(Dataset records)

----

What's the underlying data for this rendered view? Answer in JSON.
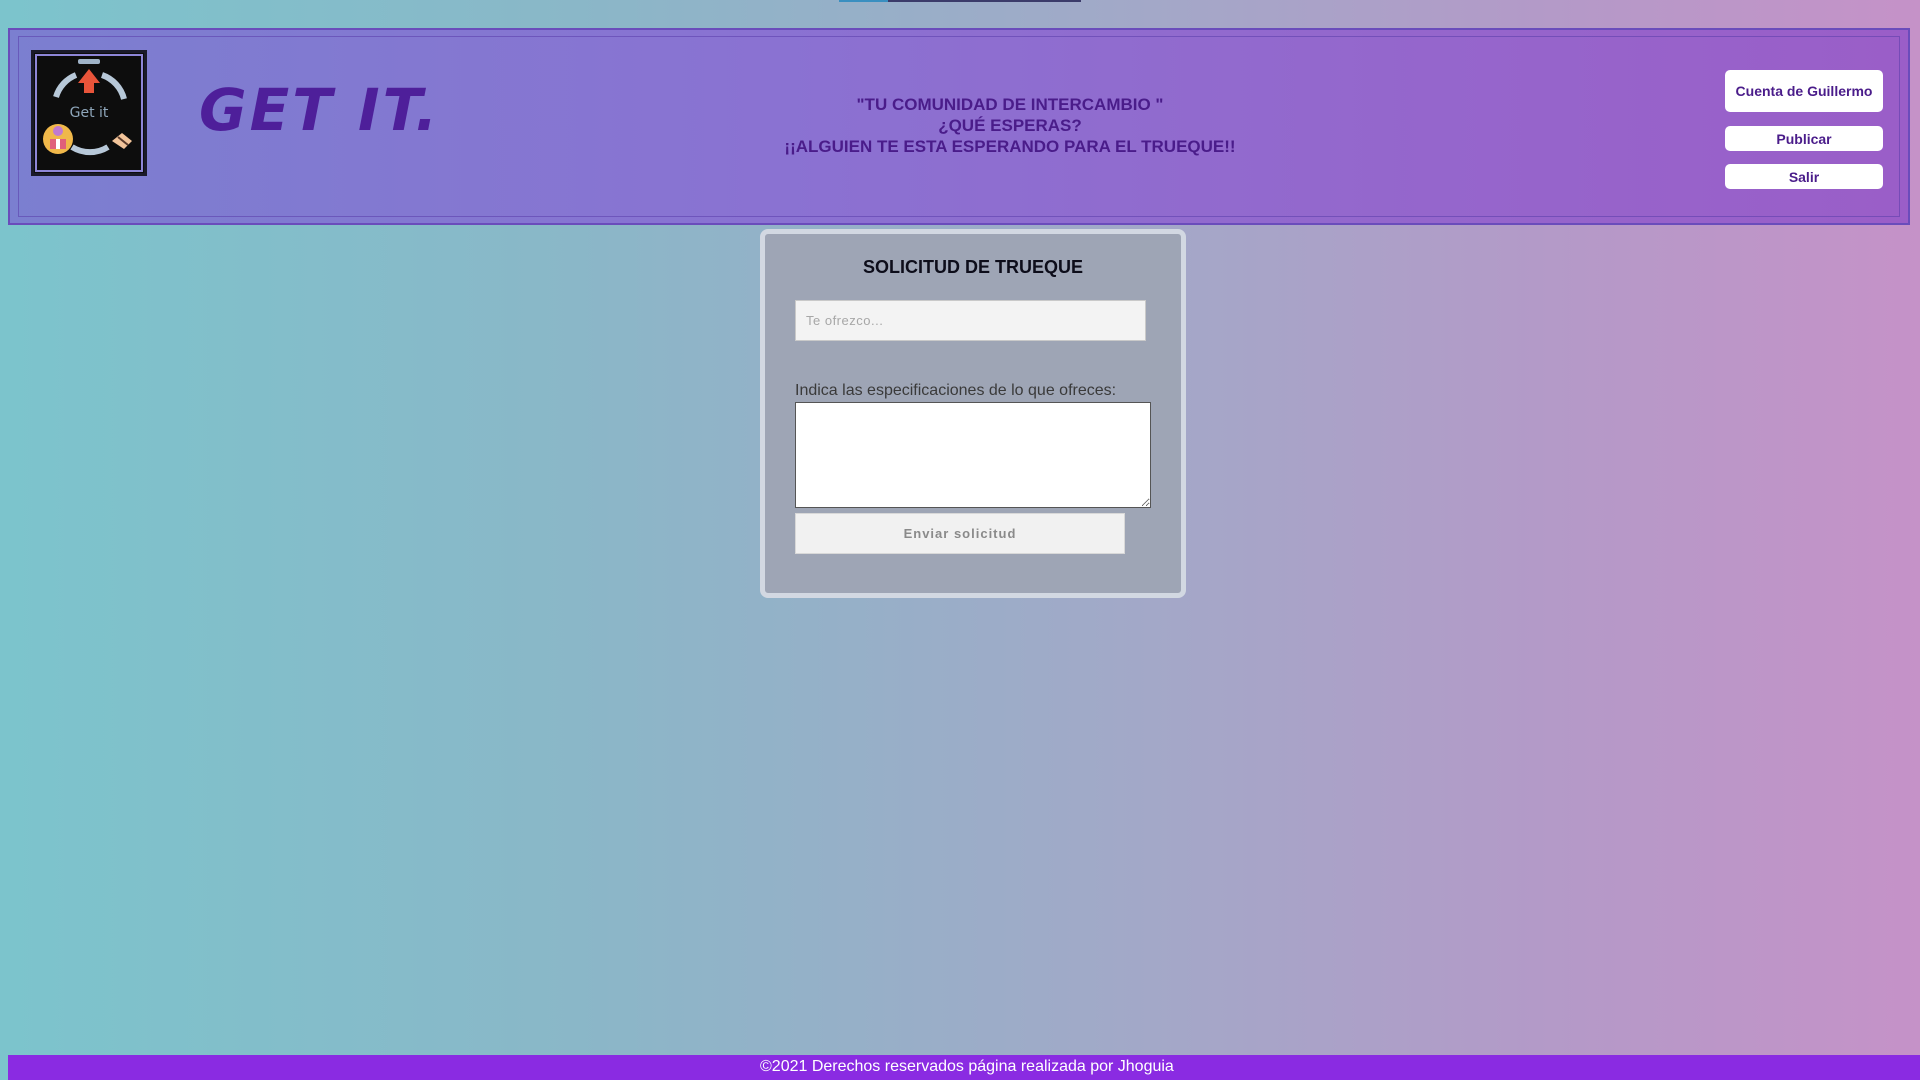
{
  "header": {
    "logo_text": "Get it",
    "brand": "GET IT.",
    "slogan": [
      "\"TU COMUNIDAD DE INTERCAMBIO \"",
      "¿QUÉ ESPERAS?",
      "¡¡ALGUIEN TE ESTA ESPERANDO PARA EL TRUEQUE!!"
    ],
    "buttons": {
      "account": "Cuenta de Guillermo",
      "publish": "Publicar",
      "exit": "Salir"
    }
  },
  "form": {
    "title": "SOLICITUD DE TRUEQUE",
    "offer_placeholder": "Te ofrezco...",
    "offer_value": "",
    "spec_label": "Indica las especificaciones de lo que ofreces:",
    "spec_value": "",
    "submit_label": "Enviar solicitud"
  },
  "footer": {
    "text": "©2021 Derechos reservados página realizada por Jhoguia"
  },
  "colors": {
    "header_text": "#4a1c8a",
    "footer_bg": "#8a2be2",
    "card_bg": "#9ea5b5"
  },
  "icons": {
    "logo": "get-it-logo",
    "logo_arrow": "up-arrow-icon",
    "logo_gift": "gift-icon",
    "logo_handshake": "handshake-icon"
  }
}
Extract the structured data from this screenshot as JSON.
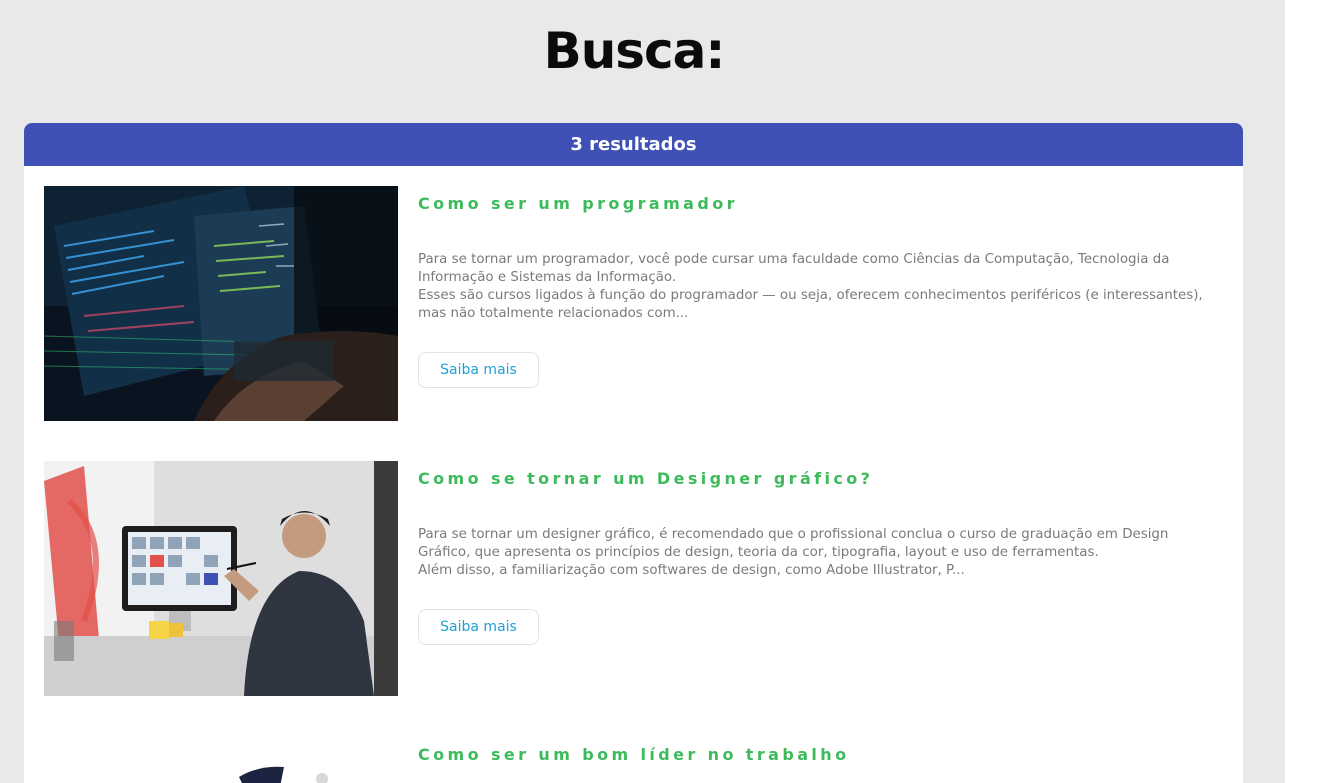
{
  "page": {
    "title": "Busca:"
  },
  "results": {
    "count_label": "3 resultados",
    "items": [
      {
        "title": "Como ser um programador",
        "excerpt_lines": [
          "Para se tornar um programador, você pode cursar uma faculdade como Ciências da Computação, Tecnologia da Informação e Sistemas da Informação.",
          "Esses são cursos ligados à função do programador — ou seja, oferecem conhecimentos periféricos (e interessantes), mas não totalmente relacionados com..."
        ],
        "button_label": "Saiba mais"
      },
      {
        "title": "Como se tornar um Designer gráfico?",
        "excerpt_lines": [
          "Para se tornar um designer gráfico, é recomendado que o profissional conclua o curso de graduação em Design Gráfico, que apresenta os princípios de design, teoria da cor, tipografia, layout e uso de ferramentas.",
          "Além disso, a familiarização com softwares de design, como Adobe Illustrator, P..."
        ],
        "button_label": "Saiba mais"
      },
      {
        "title": "Como ser um bom líder no trabalho"
      }
    ]
  },
  "colors": {
    "header_bg": "#3f51b5",
    "title_green": "#3dbb5b",
    "link_blue": "#1fa1d6",
    "page_bg": "#e9e9e9"
  }
}
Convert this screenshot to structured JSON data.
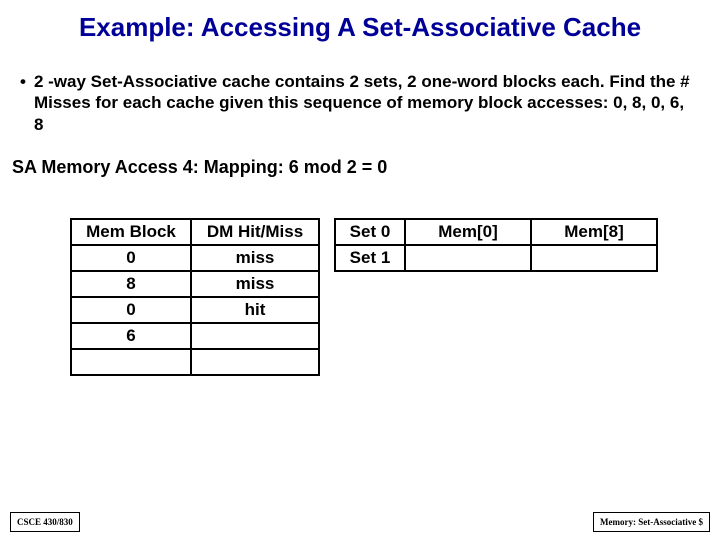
{
  "title": "Example: Accessing A Set-Associative Cache",
  "bullet": "2 -way Set-Associative cache contains 2 sets, 2 one-word blocks each. Find the # Misses for each cache given this sequence of memory block accesses: 0, 8, 0, 6, 8",
  "access_line": "SA Memory Access 4:  Mapping: 6 mod 2 = 0",
  "table1": {
    "headers": [
      "Mem Block",
      "DM Hit/Miss"
    ],
    "rows": [
      [
        "0",
        "miss"
      ],
      [
        "8",
        "miss"
      ],
      [
        "0",
        "hit"
      ],
      [
        "6",
        ""
      ],
      [
        "",
        ""
      ]
    ]
  },
  "table2": {
    "rows": [
      [
        "Set 0",
        "Mem[0]",
        "Mem[8]"
      ],
      [
        "Set 1",
        "",
        ""
      ]
    ]
  },
  "footer_left": "CSCE 430/830",
  "footer_right": "Memory: Set-Associative $"
}
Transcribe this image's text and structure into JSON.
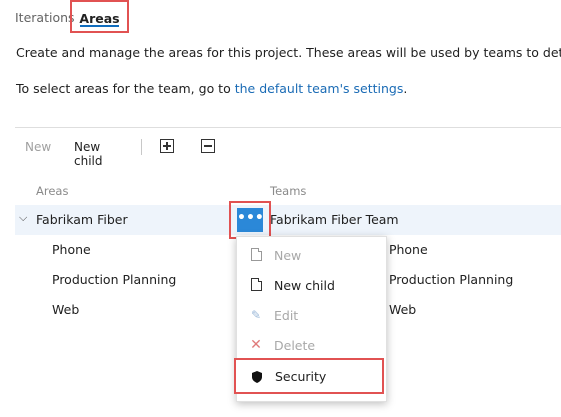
{
  "tabs": [
    {
      "label": "Iterations"
    },
    {
      "label": "Areas"
    }
  ],
  "description": {
    "line1": "Create and manage the areas for this project. These areas will be used by teams to deterr",
    "line2_prefix": "To select areas for the team, go to ",
    "line2_link": "the default team's settings",
    "line2_suffix": "."
  },
  "toolbar": {
    "new_label": "New",
    "new_child_label": "New child"
  },
  "table": {
    "columns": [
      "Areas",
      "Teams"
    ],
    "rows": [
      {
        "area": "Fabrikam Fiber",
        "team": "Fabrikam Fiber Team"
      },
      {
        "area": "Phone",
        "team": ", Phone"
      },
      {
        "area": "Production Planning",
        "team": ", Production Planning"
      },
      {
        "area": "Web",
        "team": ", Web"
      }
    ]
  },
  "more_button": {
    "label": "•••"
  },
  "context_menu": {
    "items": [
      {
        "label": "New",
        "icon": "new-doc-icon",
        "disabled": true
      },
      {
        "label": "New child",
        "icon": "new-child-doc-icon",
        "disabled": false
      },
      {
        "label": "Edit",
        "icon": "pencil-icon",
        "disabled": true
      },
      {
        "label": "Delete",
        "icon": "x-icon",
        "disabled": true
      },
      {
        "label": "Security",
        "icon": "shield-icon",
        "disabled": false
      }
    ]
  },
  "colors": {
    "accent": "#2b88d8",
    "highlight_border": "#e15252",
    "link": "#1a6bb5",
    "selected_row": "#eef4fb"
  }
}
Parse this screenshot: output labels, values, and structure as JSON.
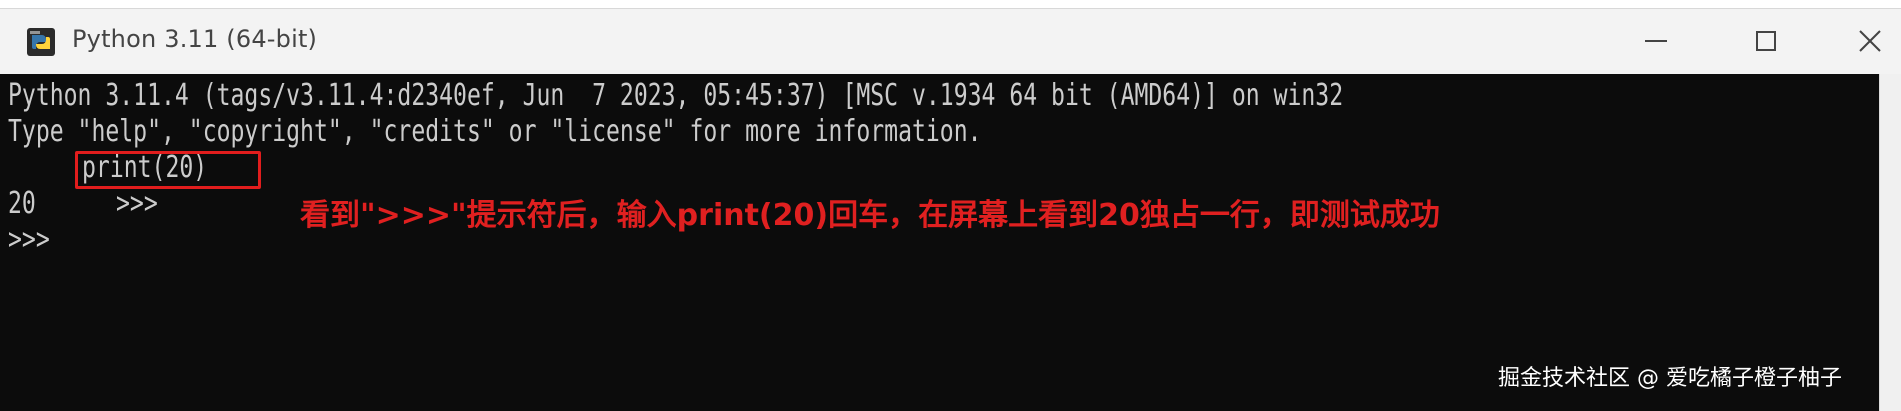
{
  "window": {
    "title": "Python 3.11 (64-bit)",
    "icon": "python-icon"
  },
  "controls": {
    "minimize_icon": "minimize-icon",
    "maximize_icon": "maximize-icon",
    "close_icon": "close-icon"
  },
  "console": {
    "banner_line1": "Python 3.11.4 (tags/v3.11.4:d2340ef, Jun  7 2023, 05:45:37) [MSC v.1934 64 bit (AMD64)] on win32",
    "banner_line2": "Type \"help\", \"copyright\", \"credits\" or \"license\" for more information.",
    "prompt": ">>>",
    "command": "print(20)",
    "output": "20",
    "next_prompt": ">>>"
  },
  "annotation": {
    "text": "看到\">>>\"提示符后，输入print(20)回车，在屏幕上看到20独占一行，即测试成功",
    "color": "#e02020"
  },
  "watermark": {
    "text": "掘金技术社区 @ 爱吃橘子橙子柚子"
  },
  "colors": {
    "console_bg": "#0c0c0c",
    "console_text": "#cccccc",
    "highlight": "#e11d1d",
    "titlebar": "#f3f3f3"
  }
}
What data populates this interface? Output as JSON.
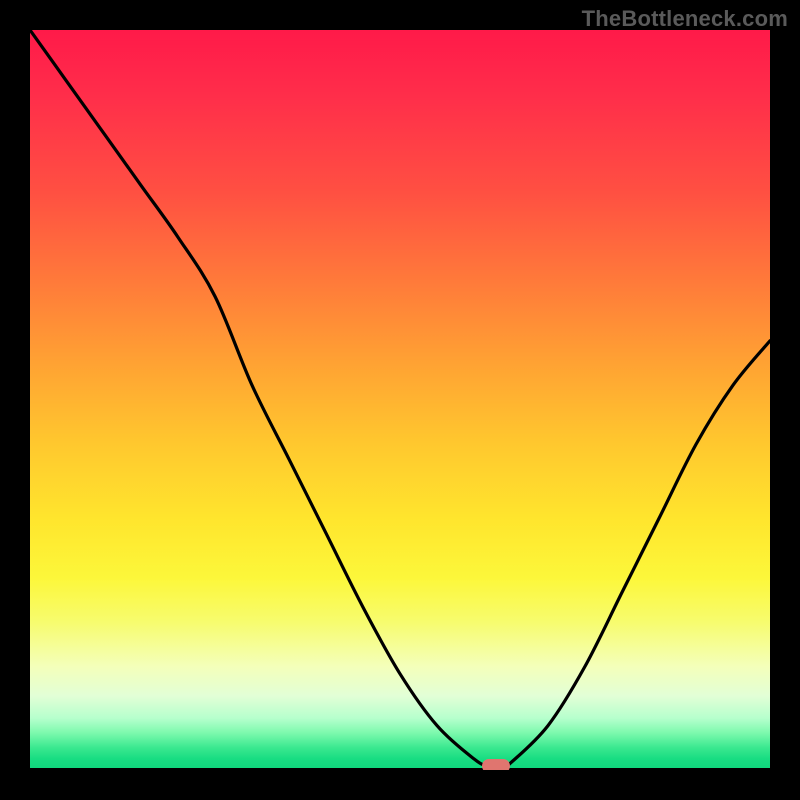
{
  "watermark": "TheBottleneck.com",
  "colors": {
    "background": "#000000",
    "curve": "#000000",
    "marker": "#e0756f",
    "gradient_top": "#ff1a49",
    "gradient_bottom": "#0fd67c"
  },
  "chart_data": {
    "type": "line",
    "title": "",
    "xlabel": "",
    "ylabel": "",
    "xlim": [
      0,
      100
    ],
    "ylim": [
      0,
      100
    ],
    "x": [
      0,
      5,
      10,
      15,
      20,
      25,
      30,
      35,
      40,
      45,
      50,
      55,
      60,
      62,
      64,
      65,
      70,
      75,
      80,
      85,
      90,
      95,
      100
    ],
    "values": [
      100,
      93,
      86,
      79,
      72,
      64,
      52,
      42,
      32,
      22,
      13,
      6,
      1.5,
      0.5,
      0.5,
      1,
      6,
      14,
      24,
      34,
      44,
      52,
      58
    ],
    "marker": {
      "x": 63,
      "y": 0.5
    },
    "legend": false,
    "grid": false
  }
}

----

* TASK GOAL
Transcribe each entry above exactly, apart from the pictures.

* EXERCISE ANSWER
What's the underlying data for this rendered view? Answer in JSON.
{
  "header": {
    "logo_text": "Get it",
    "brand": "GET IT.",
    "slogan": [
      "\"TU COMUNIDAD DE INTERCAMBIO \"",
      "¿QUÉ ESPERAS?",
      "¡¡ALGUIEN TE ESTA ESPERANDO PARA EL TRUEQUE!!"
    ],
    "buttons": {
      "account": "Cuenta de Guillermo",
      "publish": "Publicar",
      "exit": "Salir"
    }
  },
  "form": {
    "title": "SOLICITUD DE TRUEQUE",
    "offer_placeholder": "Te ofrezco...",
    "offer_value": "",
    "spec_label": "Indica las especificaciones de lo que ofreces:",
    "spec_value": "",
    "submit_label": "Enviar solicitud"
  },
  "footer": {
    "text": "©2021 Derechos reservados página realizada por Jhoguia"
  },
  "colors": {
    "header_text": "#4a1c8a",
    "footer_bg": "#8a2be2",
    "card_bg": "#9ea5b5"
  },
  "icons": {
    "logo": "get-it-logo",
    "logo_arrow": "up-arrow-icon",
    "logo_gift": "gift-icon",
    "logo_handshake": "handshake-icon"
  }
}
Extract the structured data from this screenshot as JSON.
{
  "page": {
    "title": "Busca:"
  },
  "results": {
    "count_label": "3 resultados",
    "items": [
      {
        "title": "Como ser um programador",
        "excerpt_lines": [
          "Para se tornar um programador, você pode cursar uma faculdade como Ciências da Computação, Tecnologia da Informação e Sistemas da Informação.",
          "Esses são cursos ligados à função do programador — ou seja, oferecem conhecimentos periféricos (e interessantes), mas não totalmente relacionados com..."
        ],
        "button_label": "Saiba mais"
      },
      {
        "title": "Como se tornar um Designer gráfico?",
        "excerpt_lines": [
          "Para se tornar um designer gráfico, é recomendado que o profissional conclua o curso de graduação em Design Gráfico, que apresenta os princípios de design, teoria da cor, tipografia, layout e uso de ferramentas.",
          "Além disso, a familiarização com softwares de design, como Adobe Illustrator, P..."
        ],
        "button_label": "Saiba mais"
      },
      {
        "title": "Como ser um bom líder no trabalho"
      }
    ]
  },
  "colors": {
    "header_bg": "#3f51b5",
    "title_green": "#3dbb5b",
    "link_blue": "#1fa1d6",
    "page_bg": "#e9e9e9"
  }
}
Convert this screenshot to structured JSON data.
{
  "title": "Example: Accessing A Set-Associative Cache",
  "bullet": "2 -way Set-Associative cache contains 2 sets, 2 one-word blocks each. Find the # Misses for each cache given this sequence of memory block accesses: 0, 8, 0, 6, 8",
  "access_line": "SA Memory Access 4:  Mapping: 6 mod 2 = 0",
  "table1": {
    "headers": [
      "Mem Block",
      "DM Hit/Miss"
    ],
    "rows": [
      [
        "0",
        "miss"
      ],
      [
        "8",
        "miss"
      ],
      [
        "0",
        "hit"
      ],
      [
        "6",
        ""
      ],
      [
        "",
        ""
      ]
    ]
  },
  "table2": {
    "rows": [
      [
        "Set 0",
        "Mem[0]",
        "Mem[8]"
      ],
      [
        "Set 1",
        "",
        ""
      ]
    ]
  },
  "footer_left": "CSCE 430/830",
  "footer_right": "Memory: Set-Associative $"
}
Transcribe this image's text and structure into JSON.
{
  "tabs": [
    {
      "label": "Iterations"
    },
    {
      "label": "Areas"
    }
  ],
  "description": {
    "line1": "Create and manage the areas for this project. These areas will be used by teams to deterr",
    "line2_prefix": "To select areas for the team, go to ",
    "line2_link": "the default team's settings",
    "line2_suffix": "."
  },
  "toolbar": {
    "new_label": "New",
    "new_child_label": "New child"
  },
  "table": {
    "columns": [
      "Areas",
      "Teams"
    ],
    "rows": [
      {
        "area": "Fabrikam Fiber",
        "team": "Fabrikam Fiber Team"
      },
      {
        "area": "Phone",
        "team": ", Phone"
      },
      {
        "area": "Production Planning",
        "team": ", Production Planning"
      },
      {
        "area": "Web",
        "team": ", Web"
      }
    ]
  },
  "more_button": {
    "label": "•••"
  },
  "context_menu": {
    "items": [
      {
        "label": "New",
        "icon": "new-doc-icon",
        "disabled": true
      },
      {
        "label": "New child",
        "icon": "new-child-doc-icon",
        "disabled": false
      },
      {
        "label": "Edit",
        "icon": "pencil-icon",
        "disabled": true
      },
      {
        "label": "Delete",
        "icon": "x-icon",
        "disabled": true
      },
      {
        "label": "Security",
        "icon": "shield-icon",
        "disabled": false
      }
    ]
  },
  "colors": {
    "accent": "#2b88d8",
    "highlight_border": "#e15252",
    "link": "#1a6bb5",
    "selected_row": "#eef4fb"
  }
}
Parse this screenshot: output labels, values, and structure as JSON.
{
  "window": {
    "title": "Python 3.11 (64-bit)",
    "icon": "python-icon"
  },
  "controls": {
    "minimize_icon": "minimize-icon",
    "maximize_icon": "maximize-icon",
    "close_icon": "close-icon"
  },
  "console": {
    "banner_line1": "Python 3.11.4 (tags/v3.11.4:d2340ef, Jun  7 2023, 05:45:37) [MSC v.1934 64 bit (AMD64)] on win32",
    "banner_line2": "Type \"help\", \"copyright\", \"credits\" or \"license\" for more information.",
    "prompt": ">>>",
    "command": "print(20)",
    "output": "20",
    "next_prompt": ">>>"
  },
  "annotation": {
    "text": "看到\">>>\"提示符后，输入print(20)回车，在屏幕上看到20独占一行，即测试成功",
    "color": "#e02020"
  },
  "watermark": {
    "text": "掘金技术社区 @ 爱吃橘子橙子柚子"
  },
  "colors": {
    "console_bg": "#0c0c0c",
    "console_text": "#cccccc",
    "highlight": "#e11d1d",
    "titlebar": "#f3f3f3"
  }
}
What data populates this interface? Output as JSON.
{
  "watermark": "TheBottleneck.com",
  "colors": {
    "background": "#000000",
    "curve": "#000000",
    "marker": "#e0756f",
    "gradient_top": "#ff1a49",
    "gradient_bottom": "#0fd67c"
  },
  "chart_data": {
    "type": "line",
    "title": "",
    "xlabel": "",
    "ylabel": "",
    "xlim": [
      0,
      100
    ],
    "ylim": [
      0,
      100
    ],
    "x": [
      0,
      5,
      10,
      15,
      20,
      25,
      30,
      35,
      40,
      45,
      50,
      55,
      60,
      62,
      64,
      65,
      70,
      75,
      80,
      85,
      90,
      95,
      100
    ],
    "values": [
      100,
      93,
      86,
      79,
      72,
      64,
      52,
      42,
      32,
      22,
      13,
      6,
      1.5,
      0.5,
      0.5,
      1,
      6,
      14,
      24,
      34,
      44,
      52,
      58
    ],
    "marker": {
      "x": 63,
      "y": 0.5
    },
    "legend": false,
    "grid": false
  }
}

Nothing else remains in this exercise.